| To do |
Write the entries below out again in full. Match every character.

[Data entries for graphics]
---

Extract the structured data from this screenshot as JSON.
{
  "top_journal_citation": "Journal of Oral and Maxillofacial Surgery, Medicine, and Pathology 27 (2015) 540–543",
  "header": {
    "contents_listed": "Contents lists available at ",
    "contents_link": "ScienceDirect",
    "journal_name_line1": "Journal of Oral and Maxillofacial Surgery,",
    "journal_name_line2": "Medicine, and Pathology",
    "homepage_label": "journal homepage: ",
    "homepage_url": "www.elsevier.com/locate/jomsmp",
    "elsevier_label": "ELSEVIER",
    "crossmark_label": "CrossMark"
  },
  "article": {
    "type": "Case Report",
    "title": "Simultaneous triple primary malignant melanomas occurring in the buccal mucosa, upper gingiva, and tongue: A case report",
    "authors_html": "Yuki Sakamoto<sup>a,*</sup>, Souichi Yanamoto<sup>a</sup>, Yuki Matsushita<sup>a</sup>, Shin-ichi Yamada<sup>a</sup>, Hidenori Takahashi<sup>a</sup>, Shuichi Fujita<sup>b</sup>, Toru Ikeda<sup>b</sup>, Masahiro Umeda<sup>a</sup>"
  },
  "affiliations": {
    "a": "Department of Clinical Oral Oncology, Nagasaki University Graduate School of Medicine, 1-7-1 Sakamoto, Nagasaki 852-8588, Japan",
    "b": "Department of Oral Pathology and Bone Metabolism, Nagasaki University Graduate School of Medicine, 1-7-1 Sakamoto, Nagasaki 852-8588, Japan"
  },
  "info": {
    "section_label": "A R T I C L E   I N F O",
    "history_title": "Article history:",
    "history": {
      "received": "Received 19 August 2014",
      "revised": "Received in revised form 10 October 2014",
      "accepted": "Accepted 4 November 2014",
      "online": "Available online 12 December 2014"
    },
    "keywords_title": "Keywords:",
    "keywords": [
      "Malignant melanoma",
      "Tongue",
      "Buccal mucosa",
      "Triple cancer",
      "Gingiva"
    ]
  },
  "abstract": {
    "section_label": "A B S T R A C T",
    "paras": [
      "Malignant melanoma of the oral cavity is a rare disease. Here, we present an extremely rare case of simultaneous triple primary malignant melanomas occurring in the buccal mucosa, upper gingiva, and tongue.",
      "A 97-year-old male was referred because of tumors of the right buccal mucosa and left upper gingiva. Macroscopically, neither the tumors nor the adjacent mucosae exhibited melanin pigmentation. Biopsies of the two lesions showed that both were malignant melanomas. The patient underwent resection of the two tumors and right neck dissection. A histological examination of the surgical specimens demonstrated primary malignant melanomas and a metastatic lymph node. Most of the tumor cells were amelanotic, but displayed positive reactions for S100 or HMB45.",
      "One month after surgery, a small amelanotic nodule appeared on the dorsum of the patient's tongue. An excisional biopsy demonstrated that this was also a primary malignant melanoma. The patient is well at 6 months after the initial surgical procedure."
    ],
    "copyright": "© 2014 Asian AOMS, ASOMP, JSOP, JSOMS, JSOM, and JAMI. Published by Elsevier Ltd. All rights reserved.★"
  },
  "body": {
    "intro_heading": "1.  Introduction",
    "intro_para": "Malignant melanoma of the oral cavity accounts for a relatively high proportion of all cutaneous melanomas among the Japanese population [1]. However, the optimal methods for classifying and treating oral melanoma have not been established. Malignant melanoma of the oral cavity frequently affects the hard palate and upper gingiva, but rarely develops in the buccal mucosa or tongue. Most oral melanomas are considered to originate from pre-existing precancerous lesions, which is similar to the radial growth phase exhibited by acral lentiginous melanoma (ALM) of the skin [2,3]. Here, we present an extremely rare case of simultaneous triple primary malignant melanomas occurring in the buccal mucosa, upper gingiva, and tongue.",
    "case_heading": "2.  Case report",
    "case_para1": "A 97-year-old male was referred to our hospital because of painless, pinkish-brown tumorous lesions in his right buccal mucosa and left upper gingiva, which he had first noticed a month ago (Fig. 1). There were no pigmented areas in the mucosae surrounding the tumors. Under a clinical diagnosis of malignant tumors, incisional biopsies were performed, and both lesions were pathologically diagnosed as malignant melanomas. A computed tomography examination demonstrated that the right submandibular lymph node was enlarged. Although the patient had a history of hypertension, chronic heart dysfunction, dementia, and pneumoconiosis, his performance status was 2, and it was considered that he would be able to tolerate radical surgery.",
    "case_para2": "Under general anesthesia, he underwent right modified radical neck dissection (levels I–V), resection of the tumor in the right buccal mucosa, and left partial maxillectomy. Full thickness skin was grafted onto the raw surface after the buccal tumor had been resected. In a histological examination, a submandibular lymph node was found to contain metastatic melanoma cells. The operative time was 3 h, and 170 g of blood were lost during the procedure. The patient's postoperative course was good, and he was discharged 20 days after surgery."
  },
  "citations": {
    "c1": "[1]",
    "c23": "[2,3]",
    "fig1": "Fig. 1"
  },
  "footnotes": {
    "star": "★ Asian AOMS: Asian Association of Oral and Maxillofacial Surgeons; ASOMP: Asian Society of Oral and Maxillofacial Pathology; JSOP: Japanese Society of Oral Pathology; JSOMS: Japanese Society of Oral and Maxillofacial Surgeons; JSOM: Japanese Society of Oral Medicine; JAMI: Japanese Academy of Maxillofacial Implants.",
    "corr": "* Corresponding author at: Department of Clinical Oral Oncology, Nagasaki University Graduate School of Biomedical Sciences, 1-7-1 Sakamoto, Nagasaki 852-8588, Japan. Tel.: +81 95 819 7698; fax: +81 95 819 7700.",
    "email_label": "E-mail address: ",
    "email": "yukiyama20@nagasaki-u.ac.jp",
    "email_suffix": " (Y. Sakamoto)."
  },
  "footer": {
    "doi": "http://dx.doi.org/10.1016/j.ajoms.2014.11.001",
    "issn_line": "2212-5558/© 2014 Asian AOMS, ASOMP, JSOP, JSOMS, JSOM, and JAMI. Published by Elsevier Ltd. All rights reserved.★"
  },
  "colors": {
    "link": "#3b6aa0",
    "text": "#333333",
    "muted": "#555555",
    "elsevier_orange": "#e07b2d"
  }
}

---

| Output for this exercise |
Extract the structured data from this screenshot as JSON.
{
  "top_journal_citation": "Journal of Oral and Maxillofacial Surgery, Medicine, and Pathology 27 (2015) 540–543",
  "header": {
    "contents_listed": "Contents lists available at ",
    "contents_link": "ScienceDirect",
    "journal_name_line1": "Journal of Oral and Maxillofacial Surgery,",
    "journal_name_line2": "Medicine, and Pathology",
    "homepage_label": "journal homepage: ",
    "homepage_url": "www.elsevier.com/locate/jomsmp",
    "elsevier_label": "ELSEVIER",
    "crossmark_label": "CrossMark"
  },
  "article": {
    "type": "Case Report",
    "title": "Simultaneous triple primary malignant melanomas occurring in the buccal mucosa, upper gingiva, and tongue: A case report",
    "authors_html": "Yuki Sakamoto<sup>a,*</sup>, Souichi Yanamoto<sup>a</sup>, Yuki Matsushita<sup>a</sup>, Shin-ichi Yamada<sup>a</sup>, Hidenori Takahashi<sup>a</sup>, Shuichi Fujita<sup>b</sup>, Toru Ikeda<sup>b</sup>, Masahiro Umeda<sup>a</sup>"
  },
  "affiliations": {
    "a": "Department of Clinical Oral Oncology, Nagasaki University Graduate School of Medicine, 1-7-1 Sakamoto, Nagasaki 852-8588, Japan",
    "b": "Department of Oral Pathology and Bone Metabolism, Nagasaki University Graduate School of Medicine, 1-7-1 Sakamoto, Nagasaki 852-8588, Japan"
  },
  "info": {
    "section_label": "A R T I C L E   I N F O",
    "history_title": "Article history:",
    "history": {
      "received": "Received 19 August 2014",
      "revised": "Received in revised form 10 October 2014",
      "accepted": "Accepted 4 November 2014",
      "online": "Available online 12 December 2014"
    },
    "keywords_title": "Keywords:",
    "keywords": [
      "Malignant melanoma",
      "Tongue",
      "Buccal mucosa",
      "Triple cancer",
      "Gingiva"
    ]
  },
  "abstract": {
    "section_label": "A B S T R A C T",
    "paras": [
      "Malignant melanoma of the oral cavity is a rare disease. Here, we present an extremely rare case of simultaneous triple primary malignant melanomas occurring in the buccal mucosa, upper gingiva, and tongue.",
      "A 97-year-old male was referred because of tumors of the right buccal mucosa and left upper gingiva. Macroscopically, neither the tumors nor the adjacent mucosae exhibited melanin pigmentation. Biopsies of the two lesions showed that both were malignant melanomas. The patient underwent resection of the two tumors and right neck dissection. A histological examination of the surgical specimens demonstrated primary malignant melanomas and a metastatic lymph node. Most of the tumor cells were amelanotic, but displayed positive reactions for S100 or HMB45.",
      "One month after surgery, a small amelanotic nodule appeared on the dorsum of the patient's tongue. An excisional biopsy demonstrated that this was also a primary malignant melanoma. The patient is well at 6 months after the initial surgical procedure."
    ],
    "copyright": "© 2014 Asian AOMS, ASOMP, JSOP, JSOMS, JSOM, and JAMI. Published by Elsevier Ltd. All rights reserved.★"
  },
  "body": {
    "intro_heading": "1.  Introduction",
    "intro_para": "Malignant melanoma of the oral cavity accounts for a relatively high proportion of all cutaneous melanomas among the Japanese population [1]. However, the optimal methods for classifying and treating oral melanoma have not been established. Malignant melanoma of the oral cavity frequently affects the hard palate and upper gingiva, but rarely develops in the buccal mucosa or tongue. Most oral melanomas are considered to originate from pre-existing precancerous lesions, which is similar to the radial growth phase exhibited by acral lentiginous melanoma (ALM) of the skin [2,3]. Here, we present an extremely rare case of simultaneous triple primary malignant melanomas occurring in the buccal mucosa, upper gingiva, and tongue.",
    "case_heading": "2.  Case report",
    "case_para1": "A 97-year-old male was referred to our hospital because of painless, pinkish-brown tumorous lesions in his right buccal mucosa and left upper gingiva, which he had first noticed a month ago (Fig. 1). There were no pigmented areas in the mucosae surrounding the tumors. Under a clinical diagnosis of malignant tumors, incisional biopsies were performed, and both lesions were pathologically diagnosed as malignant melanomas. A computed tomography examination demonstrated that the right submandibular lymph node was enlarged. Although the patient had a history of hypertension, chronic heart dysfunction, dementia, and pneumoconiosis, his performance status was 2, and it was considered that he would be able to tolerate radical surgery.",
    "case_para2": "Under general anesthesia, he underwent right modified radical neck dissection (levels I–V), resection of the tumor in the right buccal mucosa, and left partial maxillectomy. Full thickness skin was grafted onto the raw surface after the buccal tumor had been resected. In a histological examination, a submandibular lymph node was found to contain metastatic melanoma cells. The operative time was 3 h, and 170 g of blood were lost during the procedure. The patient's postoperative course was good, and he was discharged 20 days after surgery."
  },
  "citations": {
    "c1": "[1]",
    "c23": "[2,3]",
    "fig1": "Fig. 1"
  },
  "footnotes": {
    "star": "★ Asian AOMS: Asian Association of Oral and Maxillofacial Surgeons; ASOMP: Asian Society of Oral and Maxillofacial Pathology; JSOP: Japanese Society of Oral Pathology; JSOMS: Japanese Society of Oral and Maxillofacial Surgeons; JSOM: Japanese Society of Oral Medicine; JAMI: Japanese Academy of Maxillofacial Implants.",
    "corr": "* Corresponding author at: Department of Clinical Oral Oncology, Nagasaki University Graduate School of Biomedical Sciences, 1-7-1 Sakamoto, Nagasaki 852-8588, Japan. Tel.: +81 95 819 7698; fax: +81 95 819 7700.",
    "email_label": "E-mail address: ",
    "email": "yukiyama20@nagasaki-u.ac.jp",
    "email_suffix": " (Y. Sakamoto)."
  },
  "footer": {
    "doi": "http://dx.doi.org/10.1016/j.ajoms.2014.11.001",
    "issn_line": "2212-5558/© 2014 Asian AOMS, ASOMP, JSOP, JSOMS, JSOM, and JAMI. Published by Elsevier Ltd. All rights reserved.★"
  },
  "colors": {
    "link": "#3b6aa0",
    "text": "#333333",
    "muted": "#555555",
    "elsevier_orange": "#e07b2d"
  }
}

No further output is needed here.